### [WHAT THE EXERCISE ASKS]
Collect each line containing "title".

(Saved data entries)
------------

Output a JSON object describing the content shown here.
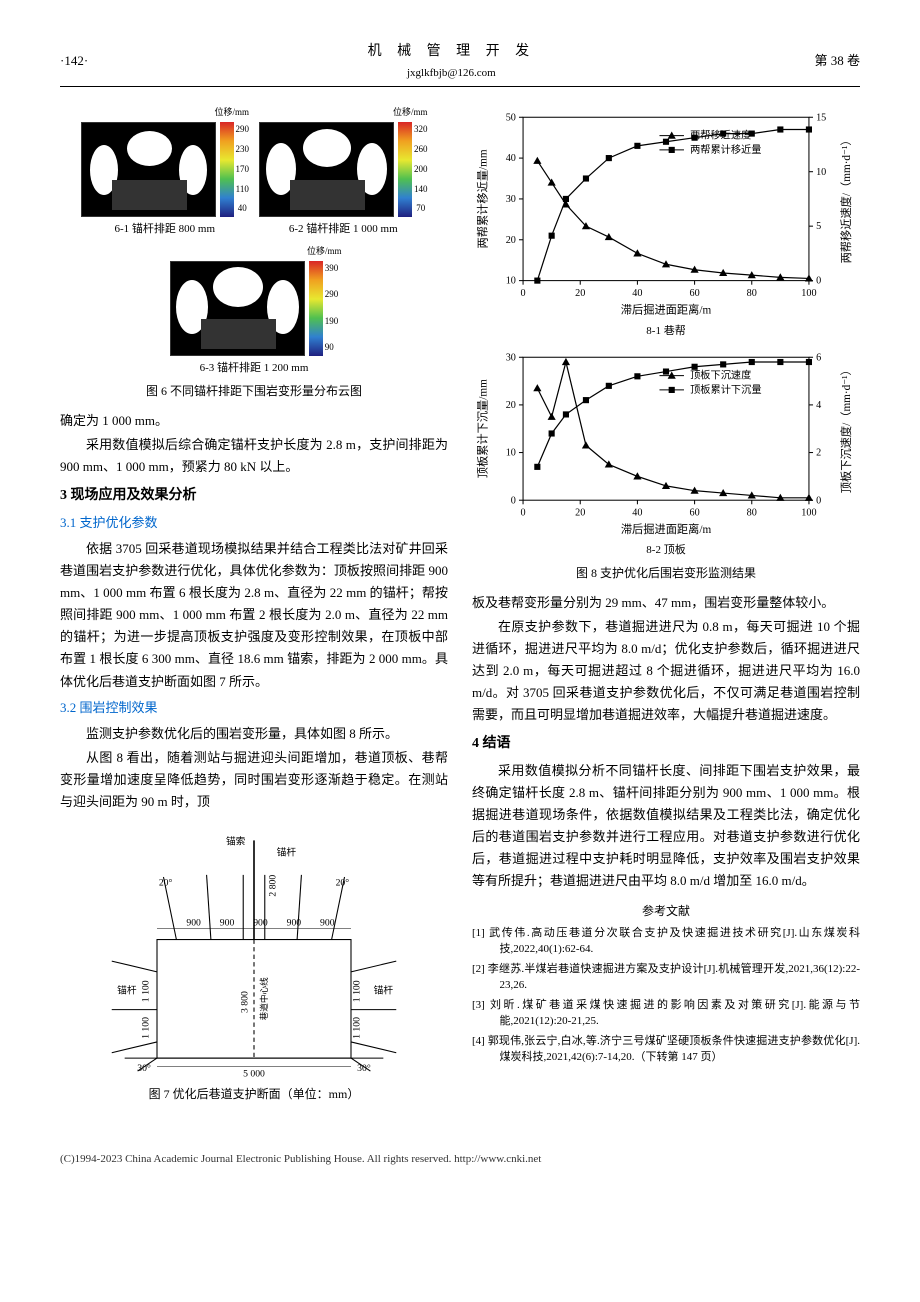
{
  "header": {
    "page": "·142·",
    "title": "机 械 管 理 开 发",
    "email": "jxglkfbjb@126.com",
    "volume": "第 38 卷"
  },
  "fig6": {
    "unit": "位移/mm",
    "sub1": {
      "label": "6-1  锚杆排距 800 mm",
      "ticks": [
        "290",
        "230",
        "170",
        "110",
        "40"
      ]
    },
    "sub2": {
      "label": "6-2  锚杆排距 1 000 mm",
      "ticks": [
        "320",
        "260",
        "200",
        "140",
        "70"
      ]
    },
    "sub3": {
      "label": "6-3  锚杆排距 1 200 mm",
      "ticks": [
        "390",
        "290",
        "190",
        "90"
      ]
    },
    "caption": "图 6  不同锚杆排距下围岩变形量分布云图"
  },
  "text": {
    "p1": "确定为 1 000 mm。",
    "p2": "采用数值模拟后综合确定锚杆支护长度为 2.8 m，支护间排距为 900 mm、1 000 mm，预紧力 80 kN 以上。",
    "s3": "3  现场应用及效果分析",
    "s31": "3.1  支护优化参数",
    "p3": "依据 3705 回采巷道现场模拟结果并结合工程类比法对矿井回采巷道围岩支护参数进行优化，具体优化参数为：顶板按照间排距 900 mm、1 000 mm 布置 6 根长度为 2.8 m、直径为 22 mm 的锚杆；帮按照间排距 900 mm、1 000 mm 布置 2 根长度为 2.0 m、直径为 22 mm 的锚杆；为进一步提高顶板支护强度及变形控制效果，在顶板中部布置 1 根长度 6 300 mm、直径 18.6 mm 锚索，排距为 2 000 mm。具体优化后巷道支护断面如图 7 所示。",
    "s32": "3.2  围岩控制效果",
    "p4": "监测支护参数优化后的围岩变形量，具体如图 8 所示。",
    "p5": "从图 8 看出，随着测站与掘进迎头间距增加，巷道顶板、巷帮变形量增加速度呈降低趋势，同时围岩变形逐渐趋于稳定。在测站与迎头间距为 90 m 时，顶",
    "p6": "板及巷帮变形量分别为 29 mm、47 mm，围岩变形量整体较小。",
    "p7": "在原支护参数下，巷道掘进进尺为 0.8 m，每天可掘进 10 个掘进循环，掘进进尺平均为 8.0 m/d；优化支护参数后，循环掘进进尺达到 2.0 m，每天可掘进超过 8 个掘进循环，掘进进尺平均为 16.0 m/d。对 3705 回采巷道支护参数优化后，不仅可满足巷道围岩控制需要，而且可明显增加巷道掘进效率，大幅提升巷道掘进速度。",
    "s4": "4  结语",
    "p8": "采用数值模拟分析不同锚杆长度、间排距下围岩支护效果，最终确定锚杆长度 2.8 m、锚杆间排距分别为 900 mm、1 000 mm。根据掘进巷道现场条件，依据数值模拟结果及工程类比法，确定优化后的巷道围岩支护参数并进行工程应用。对巷道支护参数进行优化后，巷道掘进过程中支护耗时明显降低，支护效率及围岩支护效果等有所提升；巷道掘进进尺由平均 8.0 m/d 增加至 16.0 m/d。"
  },
  "fig7": {
    "caption": "图 7  优化后巷道支护断面（单位：mm）",
    "labels": {
      "anchor_cable": "锚索",
      "anchor_rod": "锚杆",
      "centerline": "巷道中心线"
    },
    "dims": {
      "top_spacing": "900",
      "side_spacing": "1 100",
      "width": "5 000",
      "height": "3 800",
      "bolt_len": "2 800",
      "side_bolt": "1 100",
      "angle": "30°",
      "angle2": "20°"
    }
  },
  "fig8": {
    "caption": "图 8  支护优化后围岩变形监测结果",
    "sub1": {
      "label": "8-1  巷帮",
      "xlabel": "滞后掘进面距离/m",
      "ylabel_left": "两帮累计移近量/mm",
      "ylabel_right": "两帮移近速度/（mm·d⁻¹）",
      "legend": [
        "两帮移近速度",
        "两帮累计移近量"
      ],
      "xticks": [
        0,
        20,
        40,
        60,
        80,
        100
      ],
      "yticks_left": [
        10,
        20,
        30,
        40,
        50
      ],
      "yticks_right": [
        0,
        5,
        10,
        15
      ],
      "series_cumulative": {
        "x": [
          5,
          10,
          15,
          22,
          30,
          40,
          50,
          60,
          70,
          80,
          90,
          100
        ],
        "y": [
          10,
          21,
          30,
          35,
          40,
          43,
          44,
          45,
          46,
          46,
          47,
          47
        ]
      },
      "series_speed": {
        "x": [
          5,
          10,
          15,
          22,
          30,
          40,
          50,
          60,
          70,
          80,
          90,
          100
        ],
        "y": [
          11,
          9,
          7,
          5,
          4,
          2.5,
          1.5,
          1,
          0.7,
          0.5,
          0.3,
          0.2
        ]
      }
    },
    "sub2": {
      "label": "8-2  顶板",
      "xlabel": "滞后掘进面距离/m",
      "ylabel_left": "顶板累计下沉量/mm",
      "ylabel_right": "顶板下沉速度/（mm·d⁻¹）",
      "legend": [
        "顶板下沉速度",
        "顶板累计下沉量"
      ],
      "xticks": [
        0,
        20,
        40,
        60,
        80,
        100
      ],
      "yticks_left": [
        0,
        10,
        20,
        30
      ],
      "yticks_right": [
        0,
        2,
        4,
        6
      ],
      "series_cumulative": {
        "x": [
          5,
          10,
          15,
          22,
          30,
          40,
          50,
          60,
          70,
          80,
          90,
          100
        ],
        "y": [
          7,
          14,
          18,
          21,
          24,
          26,
          27,
          28,
          28.5,
          29,
          29,
          29
        ]
      },
      "series_speed": {
        "x": [
          5,
          10,
          15,
          22,
          30,
          40,
          50,
          60,
          70,
          80,
          90,
          100
        ],
        "y": [
          4.7,
          3.5,
          5.8,
          2.3,
          1.5,
          1.0,
          0.6,
          0.4,
          0.3,
          0.2,
          0.1,
          0.1
        ]
      }
    },
    "colors": {
      "line": "#000",
      "marker_tri": "#000",
      "marker_sq": "#000"
    }
  },
  "refs": {
    "title": "参考文献",
    "items": [
      "[1]   武传伟.高动压巷道分次联合支护及快速掘进技术研究[J].山东煤炭科技,2022,40(1):62-64.",
      "[2]   李继苏.半煤岩巷道快速掘进方案及支护设计[J].机械管理开发,2021,36(12):22-23,26.",
      "[3]   刘昕.煤矿巷道采煤快速掘进的影响因素及对策研究[J].能源与节能,2021(12):20-21,25.",
      "[4]   郭现伟,张云宁,白冰,等.济宁三号煤矿坚硬顶板条件快速掘进支护参数优化[J].煤炭科技,2021,42(6):7-14,20.（下转第 147 页）"
    ]
  },
  "footer": "(C)1994-2023 China Academic Journal Electronic Publishing House. All rights reserved.   http://www.cnki.net"
}
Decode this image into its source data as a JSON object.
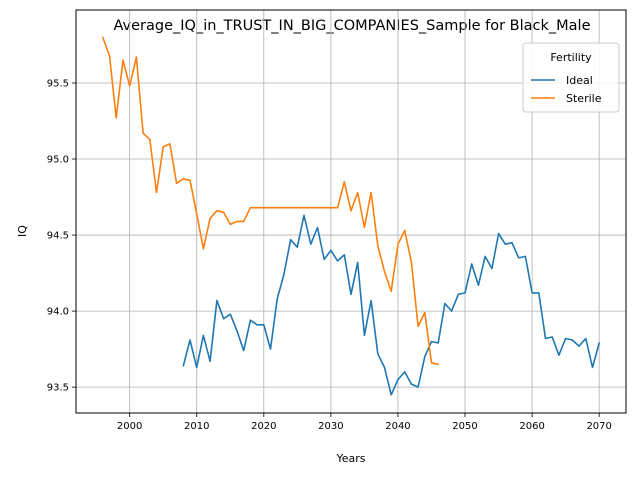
{
  "chart_data": {
    "type": "line",
    "title": "Average_IQ_in_TRUST_IN_BIG_COMPANIES_Sample for Black_Male",
    "xlabel": "Years",
    "ylabel": "IQ",
    "xlim": [
      1992,
      2074
    ],
    "ylim": [
      93.33,
      95.98
    ],
    "xticks": [
      2000,
      2010,
      2020,
      2030,
      2040,
      2050,
      2060,
      2070
    ],
    "yticks": [
      93.5,
      94.0,
      94.5,
      95.0,
      95.5
    ],
    "ytick_labels": [
      "93.5",
      "94.0",
      "94.5",
      "95.0",
      "95.5"
    ],
    "grid": true,
    "legend": {
      "title": "Fertility",
      "position": "top-right"
    },
    "series": [
      {
        "name": "Ideal",
        "color": "#1f77b4",
        "x": [
          2008,
          2009,
          2010,
          2011,
          2012,
          2013,
          2014,
          2015,
          2016,
          2017,
          2018,
          2019,
          2020,
          2021,
          2022,
          2023,
          2024,
          2025,
          2026,
          2027,
          2028,
          2029,
          2030,
          2031,
          2032,
          2033,
          2034,
          2035,
          2036,
          2037,
          2038,
          2039,
          2040,
          2041,
          2042,
          2043,
          2044,
          2045,
          2046,
          2047,
          2048,
          2049,
          2050,
          2051,
          2052,
          2053,
          2054,
          2055,
          2056,
          2057,
          2058,
          2059,
          2060,
          2061,
          2062,
          2063,
          2064,
          2065,
          2066,
          2067,
          2068,
          2069,
          2070
        ],
        "y": [
          93.64,
          93.81,
          93.63,
          93.84,
          93.67,
          94.07,
          93.95,
          93.98,
          93.87,
          93.74,
          93.94,
          93.91,
          93.91,
          93.75,
          94.08,
          94.24,
          94.47,
          94.42,
          94.63,
          94.44,
          94.55,
          94.34,
          94.4,
          94.33,
          94.37,
          94.11,
          94.32,
          93.84,
          94.07,
          93.72,
          93.63,
          93.45,
          93.55,
          93.6,
          93.52,
          93.5,
          93.7,
          93.8,
          93.79,
          94.05,
          94.0,
          94.11,
          94.12,
          94.31,
          94.17,
          94.36,
          94.28,
          94.51,
          94.44,
          94.45,
          94.35,
          94.36,
          94.12,
          94.12,
          93.82,
          93.83,
          93.71,
          93.82,
          93.81,
          93.77,
          93.82,
          93.63,
          93.79
        ]
      },
      {
        "name": "Sterile",
        "color": "#ff7f0e",
        "x": [
          1996,
          1997,
          1998,
          1999,
          2000,
          2001,
          2002,
          2003,
          2004,
          2005,
          2006,
          2007,
          2008,
          2009,
          2010,
          2011,
          2012,
          2013,
          2014,
          2015,
          2016,
          2017,
          2018,
          2019,
          2020,
          2021,
          2022,
          2023,
          2024,
          2025,
          2026,
          2027,
          2028,
          2029,
          2030,
          2031,
          2032,
          2033,
          2034,
          2035,
          2036,
          2037,
          2038,
          2039,
          2040,
          2041,
          2042,
          2043,
          2044,
          2045,
          2046
        ],
        "y": [
          95.8,
          95.68,
          95.27,
          95.65,
          95.48,
          95.67,
          95.17,
          95.13,
          94.78,
          95.08,
          95.1,
          94.84,
          94.87,
          94.86,
          94.64,
          94.41,
          94.61,
          94.66,
          94.65,
          94.57,
          94.59,
          94.59,
          94.68,
          94.68,
          94.68,
          94.68,
          94.68,
          94.68,
          94.68,
          94.68,
          94.68,
          94.68,
          94.68,
          94.68,
          94.68,
          94.68,
          94.85,
          94.66,
          94.78,
          94.55,
          94.78,
          94.43,
          94.26,
          94.13,
          94.44,
          94.53,
          94.32,
          93.9,
          93.99,
          93.66,
          93.65
        ]
      }
    ]
  }
}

------------

### [SOLUTION FOR THIS PROBLEM]
    "title": "机 械 管 理 开 发",
    "title": "参考文献",
    "title": "Average_IQ_in_TRUST_IN_BIG_COMPANIES_Sample for Black_Male",
      "title": "Fertility",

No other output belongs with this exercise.